━━ Given entries ━━
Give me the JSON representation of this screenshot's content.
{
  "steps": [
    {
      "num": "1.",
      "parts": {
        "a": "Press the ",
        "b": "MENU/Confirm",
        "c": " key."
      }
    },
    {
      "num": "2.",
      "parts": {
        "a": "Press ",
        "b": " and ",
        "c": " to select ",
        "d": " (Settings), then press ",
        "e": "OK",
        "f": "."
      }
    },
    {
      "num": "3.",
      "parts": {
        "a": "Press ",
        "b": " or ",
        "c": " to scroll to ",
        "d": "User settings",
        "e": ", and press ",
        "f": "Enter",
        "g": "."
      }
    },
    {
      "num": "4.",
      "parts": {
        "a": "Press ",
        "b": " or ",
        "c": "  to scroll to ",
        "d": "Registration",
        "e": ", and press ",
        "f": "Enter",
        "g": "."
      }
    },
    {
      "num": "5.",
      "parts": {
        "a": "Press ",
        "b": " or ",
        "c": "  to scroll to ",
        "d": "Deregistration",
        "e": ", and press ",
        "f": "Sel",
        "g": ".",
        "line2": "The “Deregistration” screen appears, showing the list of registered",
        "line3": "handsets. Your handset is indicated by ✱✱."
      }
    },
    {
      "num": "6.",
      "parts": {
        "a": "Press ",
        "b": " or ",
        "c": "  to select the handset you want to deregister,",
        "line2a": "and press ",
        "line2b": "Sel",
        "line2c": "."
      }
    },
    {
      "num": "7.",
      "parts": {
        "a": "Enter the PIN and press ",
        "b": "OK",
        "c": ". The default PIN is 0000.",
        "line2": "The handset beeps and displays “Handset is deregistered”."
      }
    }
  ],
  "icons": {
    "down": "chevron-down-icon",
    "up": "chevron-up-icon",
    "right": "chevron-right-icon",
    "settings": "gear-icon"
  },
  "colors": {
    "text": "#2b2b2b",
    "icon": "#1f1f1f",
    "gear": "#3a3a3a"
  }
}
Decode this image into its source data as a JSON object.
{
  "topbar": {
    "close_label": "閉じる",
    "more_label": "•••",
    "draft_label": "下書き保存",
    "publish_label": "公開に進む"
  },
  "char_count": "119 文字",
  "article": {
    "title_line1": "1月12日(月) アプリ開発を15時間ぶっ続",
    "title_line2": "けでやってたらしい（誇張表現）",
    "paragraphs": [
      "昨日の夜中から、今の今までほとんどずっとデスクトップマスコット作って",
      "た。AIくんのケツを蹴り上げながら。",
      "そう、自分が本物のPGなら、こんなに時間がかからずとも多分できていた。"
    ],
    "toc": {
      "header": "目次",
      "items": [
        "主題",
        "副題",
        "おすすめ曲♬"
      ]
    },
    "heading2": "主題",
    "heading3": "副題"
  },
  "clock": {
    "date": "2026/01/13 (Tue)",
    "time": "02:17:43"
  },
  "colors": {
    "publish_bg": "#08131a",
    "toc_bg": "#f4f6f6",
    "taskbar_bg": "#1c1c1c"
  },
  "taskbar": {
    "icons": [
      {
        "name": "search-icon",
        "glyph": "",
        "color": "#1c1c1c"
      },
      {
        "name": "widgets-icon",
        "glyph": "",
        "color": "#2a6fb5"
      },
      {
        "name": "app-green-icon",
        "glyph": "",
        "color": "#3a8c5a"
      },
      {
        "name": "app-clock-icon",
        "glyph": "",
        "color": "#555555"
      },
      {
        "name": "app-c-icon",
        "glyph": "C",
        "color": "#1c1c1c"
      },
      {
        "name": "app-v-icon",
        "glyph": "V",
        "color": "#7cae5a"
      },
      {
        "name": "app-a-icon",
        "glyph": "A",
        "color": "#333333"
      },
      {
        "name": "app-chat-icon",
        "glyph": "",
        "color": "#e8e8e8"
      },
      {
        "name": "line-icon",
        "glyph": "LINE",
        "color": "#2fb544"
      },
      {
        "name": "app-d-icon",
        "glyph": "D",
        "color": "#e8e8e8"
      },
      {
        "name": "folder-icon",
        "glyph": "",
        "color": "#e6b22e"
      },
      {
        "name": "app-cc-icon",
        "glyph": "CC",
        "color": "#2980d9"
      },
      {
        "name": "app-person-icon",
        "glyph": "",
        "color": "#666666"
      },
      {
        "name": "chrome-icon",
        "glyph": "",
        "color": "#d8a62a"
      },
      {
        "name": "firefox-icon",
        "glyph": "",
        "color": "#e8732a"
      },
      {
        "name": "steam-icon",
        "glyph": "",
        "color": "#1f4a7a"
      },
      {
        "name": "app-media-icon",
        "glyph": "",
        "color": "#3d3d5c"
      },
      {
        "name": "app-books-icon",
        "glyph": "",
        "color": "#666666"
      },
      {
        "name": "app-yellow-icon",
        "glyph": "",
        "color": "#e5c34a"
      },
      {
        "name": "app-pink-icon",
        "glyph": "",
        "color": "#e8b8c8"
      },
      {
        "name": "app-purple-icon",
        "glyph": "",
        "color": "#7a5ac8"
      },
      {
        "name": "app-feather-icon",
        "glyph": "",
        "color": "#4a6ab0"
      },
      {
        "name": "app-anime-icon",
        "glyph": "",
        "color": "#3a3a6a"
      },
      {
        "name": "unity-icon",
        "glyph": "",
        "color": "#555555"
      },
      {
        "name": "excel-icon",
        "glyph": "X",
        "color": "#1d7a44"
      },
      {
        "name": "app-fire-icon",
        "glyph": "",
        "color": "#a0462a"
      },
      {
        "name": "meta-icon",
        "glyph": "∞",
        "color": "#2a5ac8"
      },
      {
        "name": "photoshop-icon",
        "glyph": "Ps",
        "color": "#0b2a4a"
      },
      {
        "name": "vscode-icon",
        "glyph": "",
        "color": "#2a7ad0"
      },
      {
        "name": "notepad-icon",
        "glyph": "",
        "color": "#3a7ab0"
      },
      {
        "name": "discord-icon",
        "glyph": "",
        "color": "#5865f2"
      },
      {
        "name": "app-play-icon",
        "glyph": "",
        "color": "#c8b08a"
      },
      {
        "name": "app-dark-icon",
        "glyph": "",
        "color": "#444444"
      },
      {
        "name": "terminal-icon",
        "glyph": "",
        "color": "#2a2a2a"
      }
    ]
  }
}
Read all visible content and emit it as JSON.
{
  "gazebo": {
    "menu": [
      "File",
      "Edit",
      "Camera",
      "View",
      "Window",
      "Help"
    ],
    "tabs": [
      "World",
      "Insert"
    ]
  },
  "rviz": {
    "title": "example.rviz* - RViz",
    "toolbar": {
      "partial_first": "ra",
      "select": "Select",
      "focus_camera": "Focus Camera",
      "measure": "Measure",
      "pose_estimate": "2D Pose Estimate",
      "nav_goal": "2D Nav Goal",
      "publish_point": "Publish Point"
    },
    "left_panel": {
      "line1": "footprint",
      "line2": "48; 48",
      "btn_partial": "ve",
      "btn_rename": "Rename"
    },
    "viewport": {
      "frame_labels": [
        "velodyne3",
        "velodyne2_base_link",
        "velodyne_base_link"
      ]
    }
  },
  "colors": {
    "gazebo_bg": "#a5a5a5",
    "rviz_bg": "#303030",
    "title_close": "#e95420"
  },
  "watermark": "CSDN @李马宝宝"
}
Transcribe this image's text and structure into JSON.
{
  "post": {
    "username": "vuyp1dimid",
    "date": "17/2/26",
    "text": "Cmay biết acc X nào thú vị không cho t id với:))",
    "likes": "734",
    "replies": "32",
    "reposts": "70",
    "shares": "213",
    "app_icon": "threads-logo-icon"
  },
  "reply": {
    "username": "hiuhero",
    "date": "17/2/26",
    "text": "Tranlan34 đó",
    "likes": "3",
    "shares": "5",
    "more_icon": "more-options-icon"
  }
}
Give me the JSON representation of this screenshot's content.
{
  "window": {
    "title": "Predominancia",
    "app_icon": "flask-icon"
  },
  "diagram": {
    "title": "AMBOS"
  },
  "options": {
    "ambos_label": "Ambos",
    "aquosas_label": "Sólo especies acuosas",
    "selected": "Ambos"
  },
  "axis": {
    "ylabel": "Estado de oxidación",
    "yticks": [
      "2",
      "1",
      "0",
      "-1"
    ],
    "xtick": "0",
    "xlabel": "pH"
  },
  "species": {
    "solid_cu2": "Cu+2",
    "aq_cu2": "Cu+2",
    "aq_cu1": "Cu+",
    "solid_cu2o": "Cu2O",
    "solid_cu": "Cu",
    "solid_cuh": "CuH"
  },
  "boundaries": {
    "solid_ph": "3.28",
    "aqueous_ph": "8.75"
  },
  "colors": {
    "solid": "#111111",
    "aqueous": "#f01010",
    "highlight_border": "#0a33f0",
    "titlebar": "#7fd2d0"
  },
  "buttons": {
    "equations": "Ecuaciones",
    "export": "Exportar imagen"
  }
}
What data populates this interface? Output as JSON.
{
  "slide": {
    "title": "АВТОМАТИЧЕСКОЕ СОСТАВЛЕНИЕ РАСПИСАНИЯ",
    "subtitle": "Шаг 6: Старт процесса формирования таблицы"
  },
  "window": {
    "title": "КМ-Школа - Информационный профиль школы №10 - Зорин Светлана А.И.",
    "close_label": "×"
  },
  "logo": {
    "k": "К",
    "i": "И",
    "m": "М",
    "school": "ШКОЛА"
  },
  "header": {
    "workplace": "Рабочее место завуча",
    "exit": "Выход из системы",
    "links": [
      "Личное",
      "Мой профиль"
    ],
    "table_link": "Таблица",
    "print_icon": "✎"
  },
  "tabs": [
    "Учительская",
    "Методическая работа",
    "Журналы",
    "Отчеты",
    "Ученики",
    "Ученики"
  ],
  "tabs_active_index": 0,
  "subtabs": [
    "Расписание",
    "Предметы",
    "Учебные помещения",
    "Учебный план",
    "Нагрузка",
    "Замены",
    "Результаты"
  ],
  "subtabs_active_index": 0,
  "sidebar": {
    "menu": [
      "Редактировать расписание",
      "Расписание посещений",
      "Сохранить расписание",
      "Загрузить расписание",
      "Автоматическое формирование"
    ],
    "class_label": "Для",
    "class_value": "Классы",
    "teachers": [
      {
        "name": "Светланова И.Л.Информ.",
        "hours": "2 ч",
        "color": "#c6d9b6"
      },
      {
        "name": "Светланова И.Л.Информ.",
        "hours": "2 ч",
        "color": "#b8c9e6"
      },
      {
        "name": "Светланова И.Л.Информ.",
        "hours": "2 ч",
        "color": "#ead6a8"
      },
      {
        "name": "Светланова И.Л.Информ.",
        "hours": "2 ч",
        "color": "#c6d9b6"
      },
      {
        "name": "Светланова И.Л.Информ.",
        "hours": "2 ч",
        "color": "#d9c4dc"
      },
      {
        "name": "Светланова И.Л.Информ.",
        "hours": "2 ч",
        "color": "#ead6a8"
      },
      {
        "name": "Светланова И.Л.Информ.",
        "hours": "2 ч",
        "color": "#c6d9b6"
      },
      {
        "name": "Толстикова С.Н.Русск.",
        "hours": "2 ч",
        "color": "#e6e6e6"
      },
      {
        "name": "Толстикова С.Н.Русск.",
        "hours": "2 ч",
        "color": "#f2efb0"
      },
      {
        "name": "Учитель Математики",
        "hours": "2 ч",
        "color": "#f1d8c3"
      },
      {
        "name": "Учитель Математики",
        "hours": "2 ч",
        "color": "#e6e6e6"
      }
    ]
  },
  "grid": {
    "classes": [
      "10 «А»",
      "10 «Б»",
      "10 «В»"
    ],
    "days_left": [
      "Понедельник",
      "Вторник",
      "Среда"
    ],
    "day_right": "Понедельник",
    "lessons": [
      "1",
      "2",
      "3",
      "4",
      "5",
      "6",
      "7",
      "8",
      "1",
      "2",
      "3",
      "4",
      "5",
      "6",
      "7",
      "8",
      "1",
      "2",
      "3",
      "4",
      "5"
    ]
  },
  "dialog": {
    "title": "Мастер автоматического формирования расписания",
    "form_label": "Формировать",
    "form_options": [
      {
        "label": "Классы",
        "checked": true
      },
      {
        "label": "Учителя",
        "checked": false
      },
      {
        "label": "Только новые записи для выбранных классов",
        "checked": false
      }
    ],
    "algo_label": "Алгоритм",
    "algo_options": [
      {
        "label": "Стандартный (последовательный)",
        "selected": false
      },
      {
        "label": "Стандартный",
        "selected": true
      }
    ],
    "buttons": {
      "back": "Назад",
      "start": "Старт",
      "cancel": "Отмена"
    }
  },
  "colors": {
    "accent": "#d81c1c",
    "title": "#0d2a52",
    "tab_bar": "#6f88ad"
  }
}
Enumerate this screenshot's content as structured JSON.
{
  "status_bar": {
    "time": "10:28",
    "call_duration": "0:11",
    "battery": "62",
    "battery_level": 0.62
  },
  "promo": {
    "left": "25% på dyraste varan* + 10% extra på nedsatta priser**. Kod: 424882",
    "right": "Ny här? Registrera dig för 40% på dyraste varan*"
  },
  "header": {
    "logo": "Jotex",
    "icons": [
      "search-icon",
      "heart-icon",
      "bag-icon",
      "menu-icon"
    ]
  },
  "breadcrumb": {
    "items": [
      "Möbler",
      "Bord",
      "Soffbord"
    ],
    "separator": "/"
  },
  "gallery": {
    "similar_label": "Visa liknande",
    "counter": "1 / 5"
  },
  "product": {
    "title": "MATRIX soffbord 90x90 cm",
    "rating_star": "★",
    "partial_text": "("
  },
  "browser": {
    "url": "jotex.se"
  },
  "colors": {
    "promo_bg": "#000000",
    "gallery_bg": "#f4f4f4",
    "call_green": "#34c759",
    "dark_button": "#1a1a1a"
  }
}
━━━
From the entries above, copy every line where the word "chevron" shows up.

**Task response:**
    "down": "chevron-down-icon",
    "up": "chevron-up-icon",
    "right": "chevron-right-icon",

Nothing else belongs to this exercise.